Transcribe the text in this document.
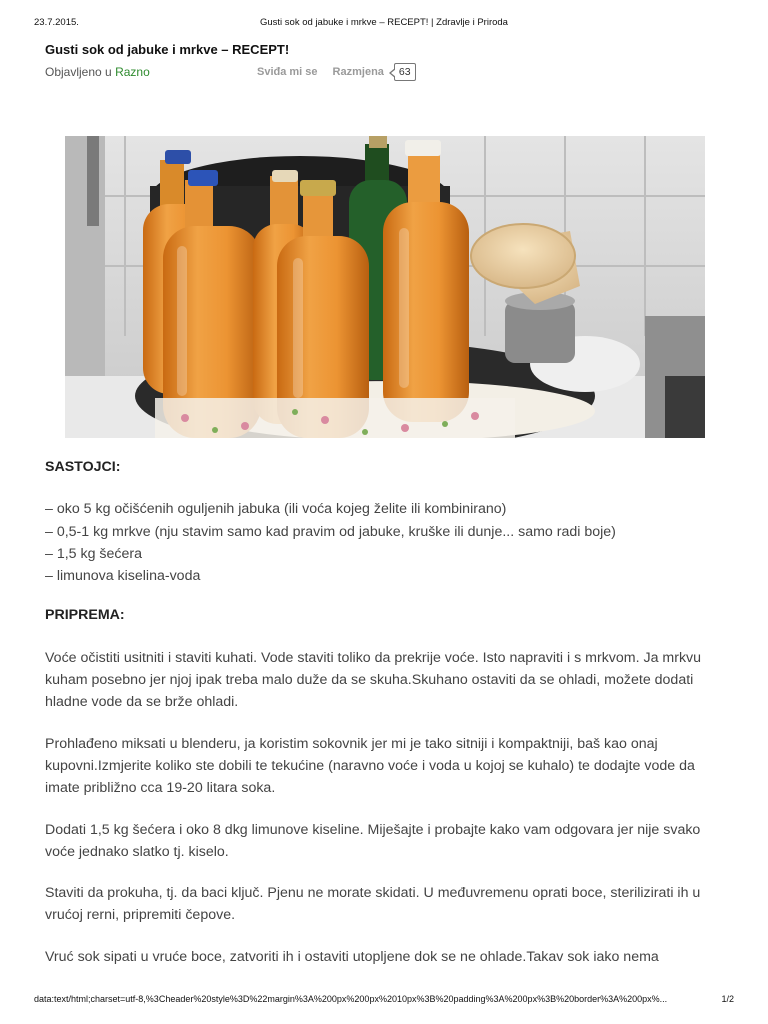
23.7.2015.	Gusti sok od jabuke i mrkve – RECEPT! | Zdravlje i Priroda
Gusti sok od jabuke i mrkve – RECEPT!
Objavljeno u Razno	Sviđa mi se Razmjena	63

SASTOJCI:

– oko 5 kg očišćenih oguljenih jabuka (ili voća kojeg želite ili kombinirano)

– 0,5-1 kg mrkve (nju stavim samo kad pravim od jabuke, kruške ili dunje... samo radi boje)

– 1,5 kg šećera

– limunova kiselina-voda

PRIPREMA:

Voće očistiti usitniti i staviti kuhati. Vode staviti toliko da prekrije voće. Isto napraviti i s mrkvom. Ja mrkvu kuham posebno jer njoj ipak treba malo duže da se skuha.Skuhano ostaviti da se ohladi, možete dodati hladne vode da se brže ohladi.

Prohlađeno miksati u blenderu, ja koristim sokovnik jer mi je tako sitniji i kompaktniji, baš kao onaj kupovni.Izmjerite koliko ste dobili te tekućine (naravno voće i voda u kojoj se kuhalo) te dodajte vode da imate približno cca 19-20 litara soka.

Dodati 1,5 kg šećera i oko 8 dkg limunove kiseline. Miješajte i probajte kako vam odgovara jer nije svako voće jednako slatko tj. kiselo.

Staviti da prokuha, tj. da baci ključ. Pjenu ne morate skidati. U međuvremenu oprati boce, sterilizirati ih u vrućoj rerni, pripremiti čepove.

Vruć sok sipati u vruće boce, zatvoriti ih i ostaviti utopljene dok se ne ohlade.Takav sok iako nema

data:text/html;charset=utf-8,%3Cheader%20style%3D%22margin%3A%200px%200px%2010px%3B%20padding%3A%200px%3B%20border%3A%200px%...	1/2
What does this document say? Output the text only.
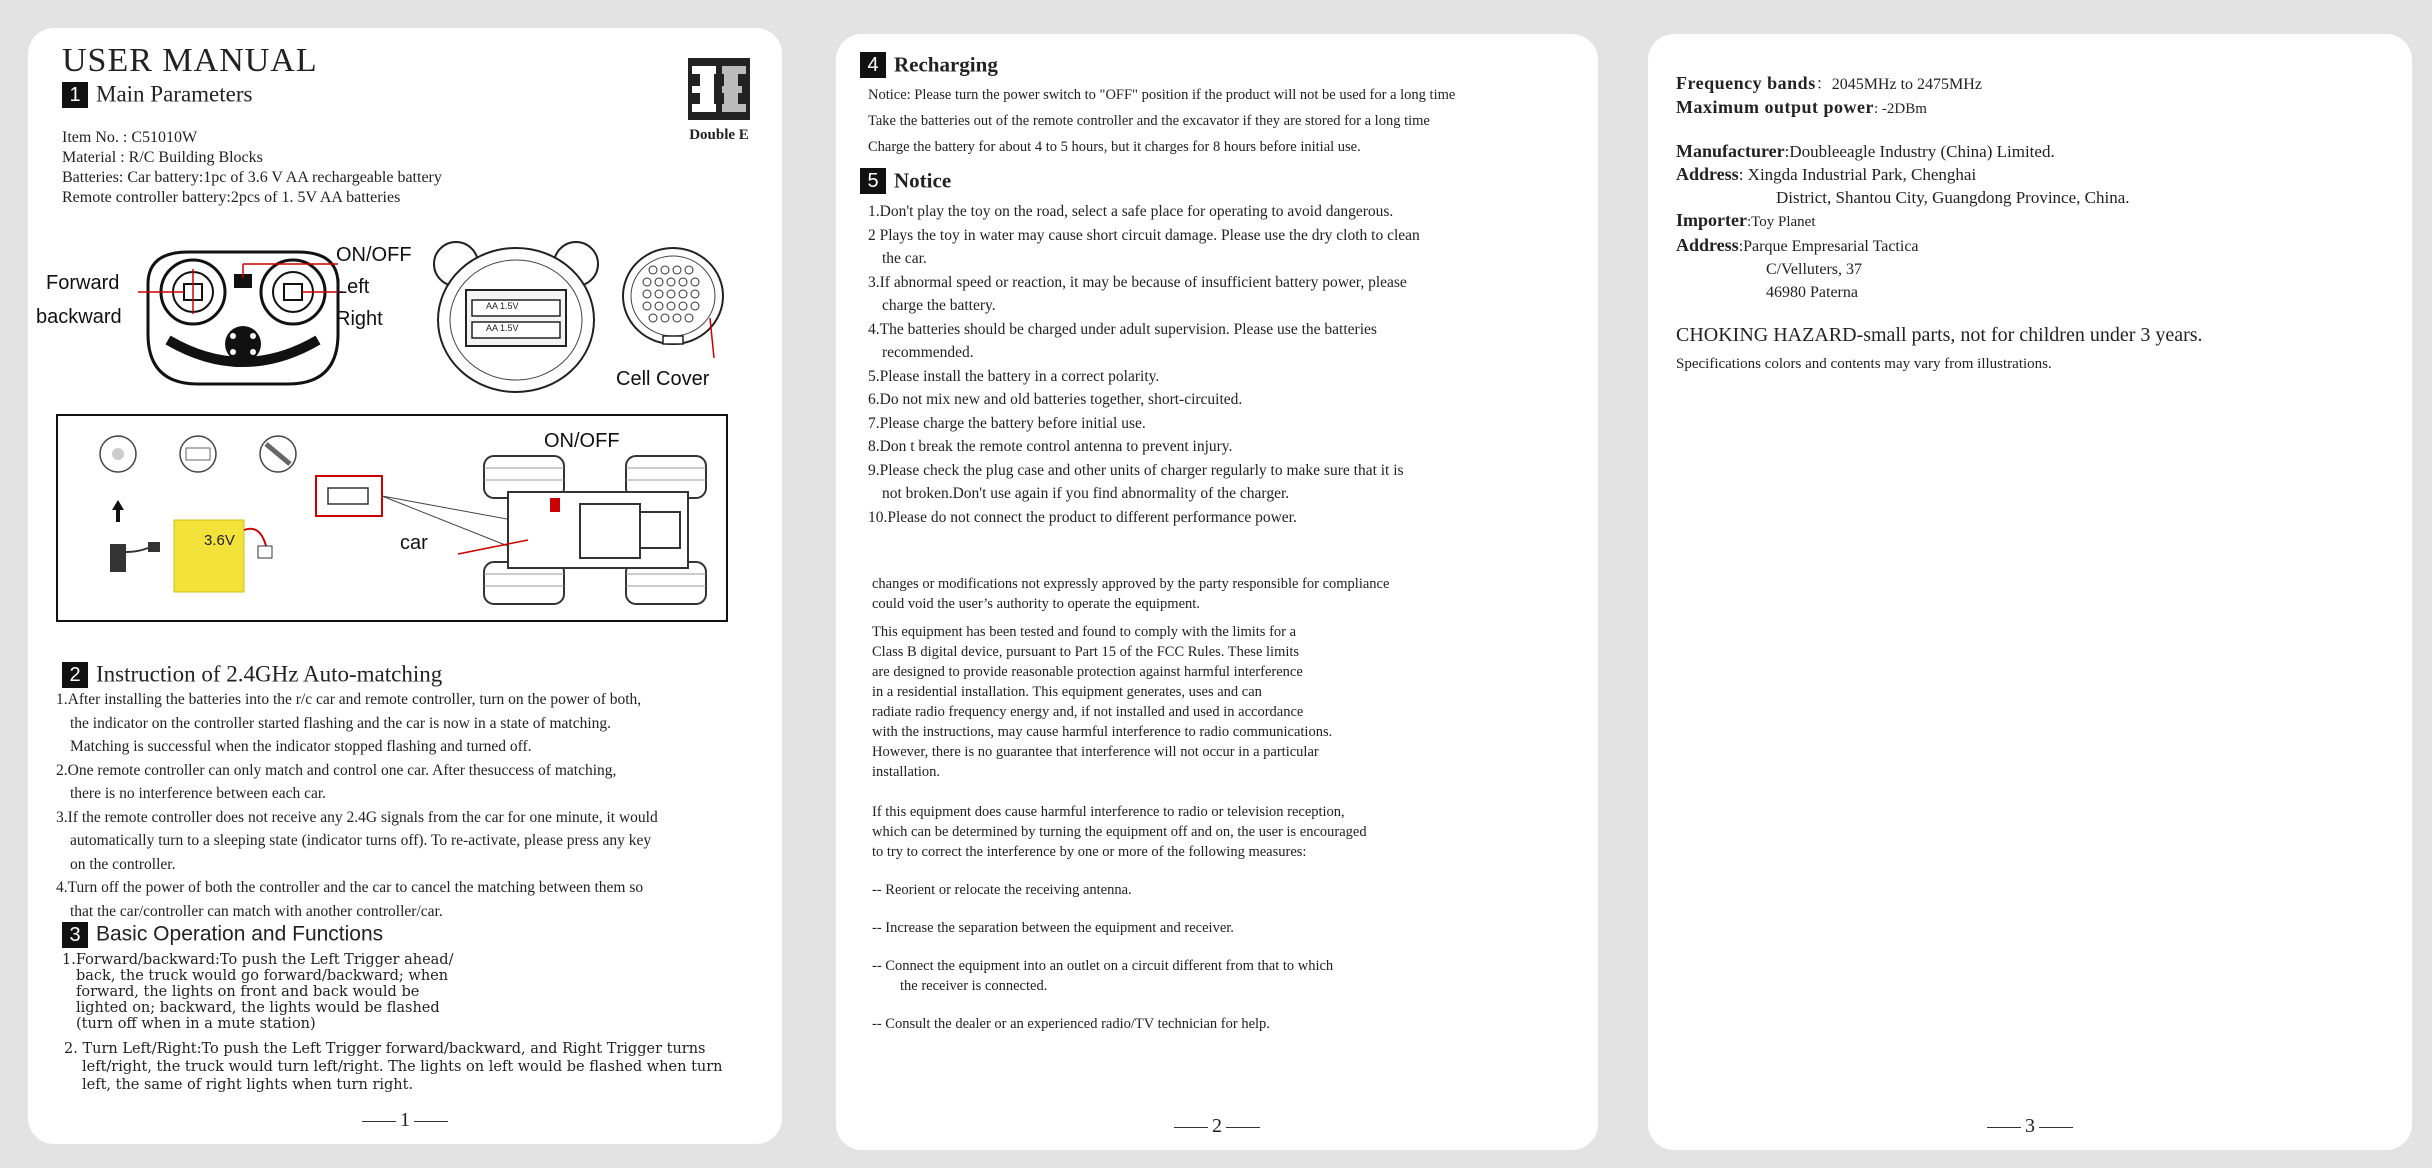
USER MANUAL
Double E
1 Main Parameters
Item No. : C51010W
Material : R/C Building Blocks
Batteries: Car battery:1pc of 3.6 V AA rechargeable battery
Remote controller battery:2pcs of 1. 5V AA batteries
Forward
backward
ON/OFF
Left
Right
AA 1.5V
AA 1.5V
Cell Cover
3.6V
ON/OFF
car
2 Instruction of 2.4GHz Auto-matching

1.After installing the batteries into the r/c car and remote controller, turn on the power of both,

the indicator on the controller started flashing and the car is now in a state of matching.

Matching is successful when the indicator stopped flashing and turned off.

2.One remote controller can only match and control one car. After thesuccess of matching,

there is no interference between each car.

3.If the remote controller does not receive any 2.4G signals from the car for one minute, it would

automatically turn to a sleeping state (indicator turns off). To re-activate, please press any key

on the controller.

4.Turn off the power of both the controller and the car to cancel the matching between them so

that the car/controller can match with another controller/car.

3 Basic Operation and Functions
1.Forward/backward:To push the Left Trigger ahead/
back, the truck would go forward/backward; when
forward, the lights on front and back would be
lighted on; backward, the lights would be flashed
(turn off when in a mute station)
2. Turn Left/Right:To push the Left Trigger forward/backward, and Right Trigger turns
left/right, the truck would turn left/right. The lights on left would be flashed when turn
left, the same of right lights when turn right.
1
4 Recharging
Notice: Please turn the power switch to "OFF" position if the product will not be used for a long time
Take the batteries out of the remote controller and the excavator if they are stored for a long time
Charge the battery for about 4 to 5 hours, but it charges for 8 hours before initial use.
5 Notice

1.Don't play the toy on the road, select a safe place for operating to avoid dangerous.

2 Plays the toy in water may cause short circuit damage. Please use the dry cloth to clean

the car.

3.If abnormal speed or reaction, it may be because of insufficient battery power, please

charge the battery.

4.The batteries should be charged under adult supervision. Please use the batteries

recommended.

5.Please install the battery in a correct polarity.

6.Do not mix new and old batteries together, short-circuited.

7.Please charge the battery before initial use.

8.Don t break the remote control antenna to prevent injury.

9.Please check the plug case and other units of charger regularly to make sure that it is

not broken.Don't use again if you find abnormality of the charger.

10.Please do not connect the product to different performance power.

changes or modifications not expressly approved by the party responsible for compliance
could void the user’s authority to operate the equipment.
This equipment has been tested and found to comply with the limits for a
Class B digital device, pursuant to Part 15 of the FCC Rules. These limits
are designed to provide reasonable protection against harmful interference
in a residential installation. This equipment generates, uses and can
radiate radio frequency energy and, if not installed and used in accordance
with the instructions, may cause harmful interference to radio communications.
However, there is no guarantee that interference will not occur in a particular
installation.
If this equipment does cause harmful interference to radio or television reception,
which can be determined by turning the equipment off and on, the user is encouraged
to try to correct the interference by one or more of the following measures:
-- Reorient or relocate the receiving antenna.
-- Increase the separation between the equipment and receiver.
-- Connect the equipment into an outlet on a circuit different from that to which
the receiver is connected.
-- Consult the dealer or an experienced radio/TV technician for help.
2
Frequency bands：2045MHz to 2475MHz
Maximum output power: -2DBm
Manufacturer:Doubleeagle Industry (China) Limited.
Address: Xingda Industrial Park, Chenghai
District, Shantou City, Guangdong Province, China.
Importer:Toy Planet
Address:Parque Empresarial Tactica
C/Velluters, 37
46980 Paterna
CHOKING HAZARD-small parts, not for children under 3 years.
Specifications colors and contents may vary from illustrations.
3
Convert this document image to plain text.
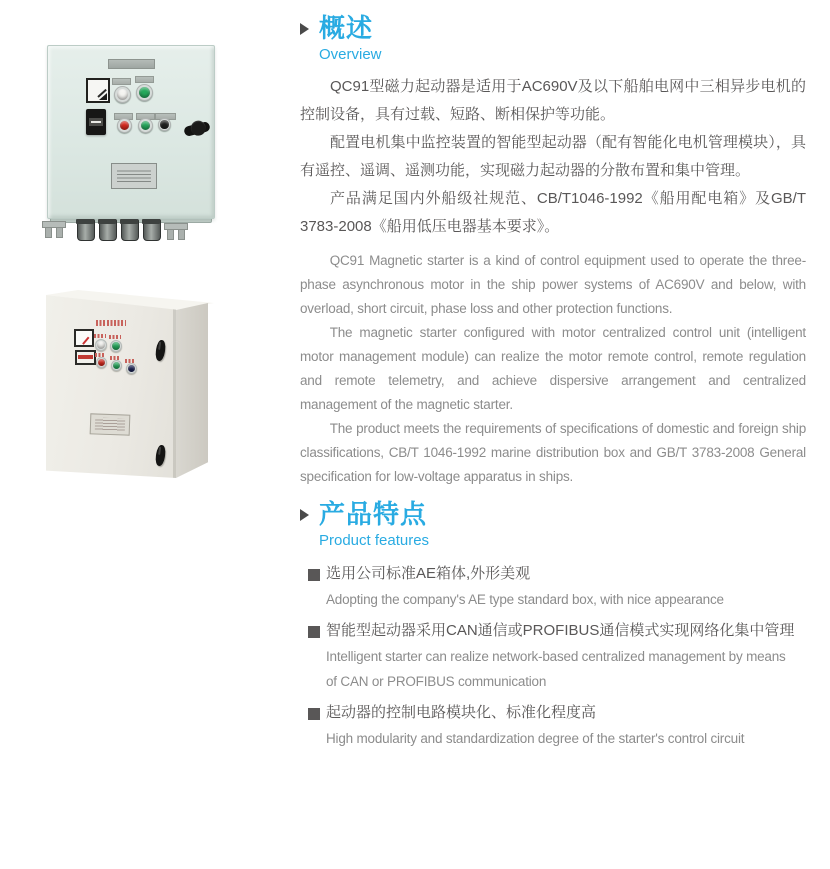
概述
Overview

QC91型磁力起动器是适用于AC690V及以下船舶电网中三相异步电机的控制设备，具有过载、短路、断相保护等功能。

配置电机集中监控装置的智能型起动器（配有智能化电机管理模块），具有遥控、遥调、遥测功能，实现磁力起动器的分散布置和集中管理。

产品满足国内外船级社规范、CB/T1046-1992《船用配电箱》及GB/T 3783-2008《船用低压电器基本要求》。

QC91 Magnetic starter is a kind of control equipment used to operate the three-phase asynchronous motor in the ship power systems of AC690V and below, with overload, short circuit, phase loss and other protection functions.

The magnetic starter configured with motor centralized control unit (intelligent motor management module) can realize the motor remote control, remote regulation and remote telemetry, and achieve dispersive arrangement and centralized management of the magnetic starter.

The product meets the requirements of specifications of domestic and foreign ship classifications, CB/T 1046-1992 marine distribution box and GB/T 3783-2008 General specification for low-voltage apparatus in ships.

产品特点
Product features
选用公司标准AE箱体,外形美观
Adopting the company's AE type standard box, with nice appearance
智能型起动器采用CAN通信或PROFIBUS通信模式实现网络化集中管理
Intelligent starter can realize network-based centralized management by means of CAN or PROFIBUS communication
起动器的控制电路模块化、标准化程度高
High modularity and standardization degree of the starter's control circuit
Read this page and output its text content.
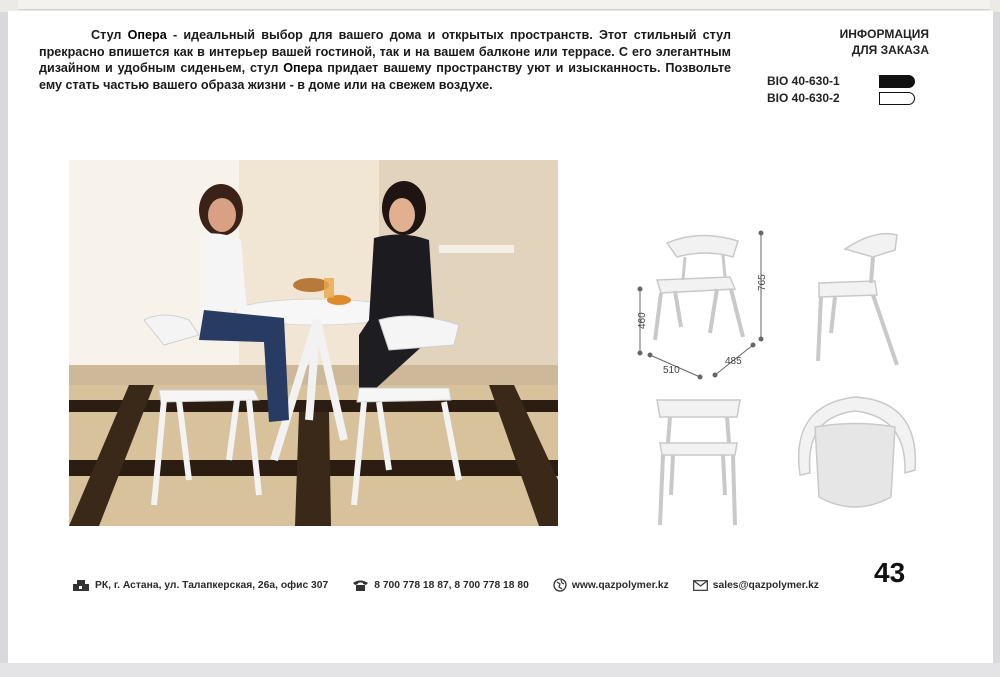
Стул Опера - идеальный выбор для вашего дома и открытых пространств. Этот стильный стул прекрасно впишется как в интерьер вашей гостиной, так и на вашем балконе или террасе. С его элегантным дизайном и удобным сиденьем, стул Опера придает вашему пространству уют и изысканность. Позвольте ему стать частью вашего образа жизни - в доме или на свежем воздухе.

ИНФОРМАЦИЯ
ДЛЯ ЗАКАЗА
BIO 40-630-1
BIO 40-630-2
765
460
510
485
РК, г. Астана, ул. Талапкерская, 26а, офис 307	8 700 778 18 87, 8 700 778 18 80	www.qazpolymer.kz	sales@qazpolymer.kz 43
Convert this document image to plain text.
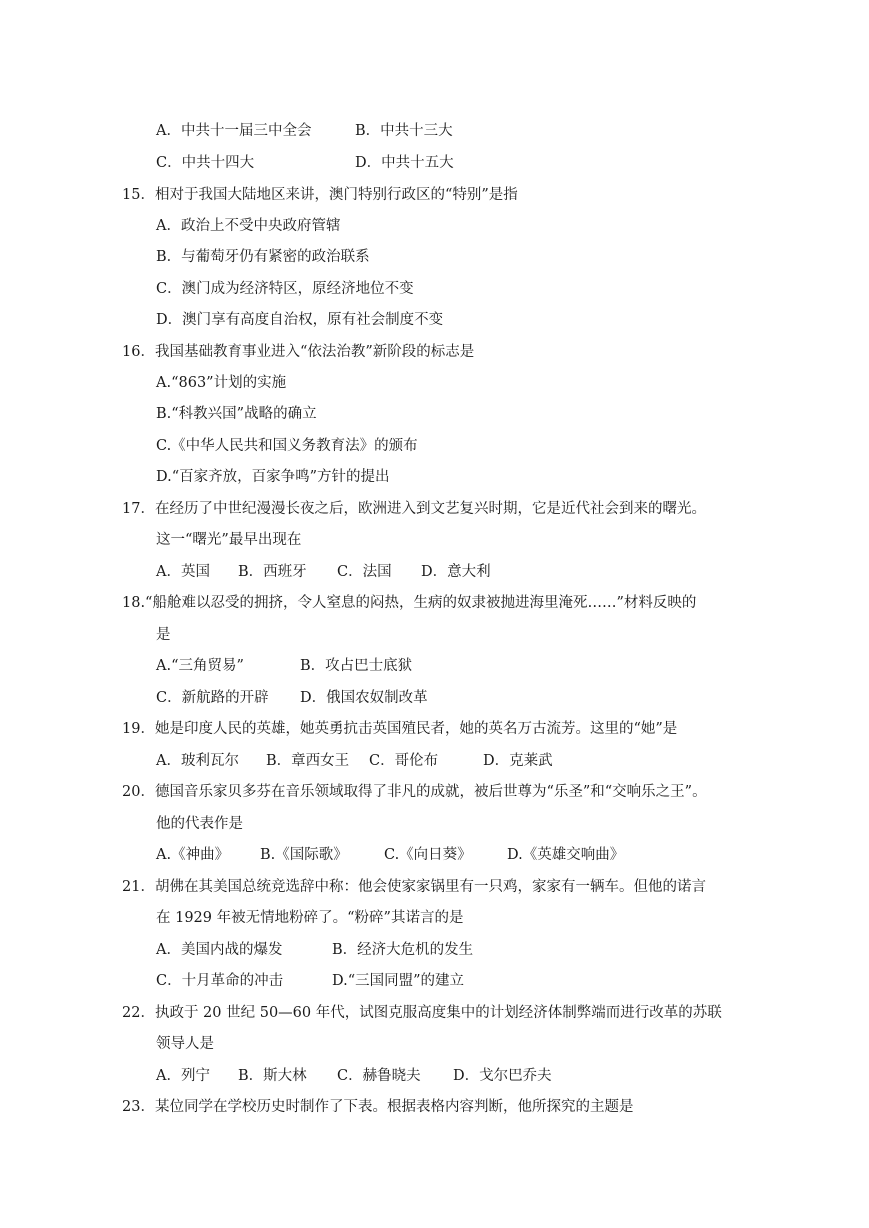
A．中共十一届三中全会	B．中共十三大
C．中共十四大	D．中共十五大
15．相对于我国大陆地区来讲，澳门特别行政区的“特别”是指
A．政治上不受中央政府管辖
B．与葡萄牙仍有紧密的政治联系
C．澳门成为经济特区，原经济地位不变
D．澳门享有高度自治权，原有社会制度不变
16．我国基础教育事业进入“依法治教”新阶段的标志是
A.“863”计划的实施
B.“科教兴国”战略的确立
C.《中华人民共和国义务教育法》的颁布
D.“百家齐放，百家争鸣”方针的提出
17．在经历了中世纪漫漫长夜之后，欧洲进入到文艺复兴时期，它是近代社会到来的曙光。
这一“曙光”最早出现在
A．英国 B．西班牙 C．法国 D．意大利
18.“船舱难以忍受的拥挤，令人窒息的闷热，生病的奴隶被抛进海里淹死……”材料反映的
是
A.“三角贸易”	B．攻占巴士底狱
C．新航路的开辟 D．俄国农奴制改革
19．她是印度人民的英雄，她英勇抗击英国殖民者，她的英名万古流芳。这里的“她”是
A．玻利瓦尔 B．章西女王 C．哥伦布	D．克莱武
20．德国音乐家贝多芬在音乐领域取得了非凡的成就，被后世尊为“乐圣”和“交响乐之王”。
他的代表作是
A.《神曲》 B.《国际歌》 C.《向日葵》 D.《英雄交响曲》
21．胡佛在其美国总统竞选辞中称：他会使家家锅里有一只鸡，家家有一辆车。但他的诺言
在 1929 年被无情地粉碎了。“粉碎”其诺言的是
A．美国内战的爆发	B．经济大危机的发生
C．十月革命的冲击	D.“三国同盟”的建立
22．执政于 20 世纪 50—60 年代，试图克服高度集中的计划经济体制弊端而进行改革的苏联
领导人是
A．列宁 B．斯大林 C．赫鲁晓夫 D．戈尔巴乔夫
23．某位同学在学校历史时制作了下表。根据表格内容判断，他所探究的主题是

**Exercise aim**:
Pick out each line containing "limits" and report it.

**Final result**:
This equipment has been tested and found to comply with the limits for a
Class B digital device, pursuant to Part 15 of the FCC Rules. These limits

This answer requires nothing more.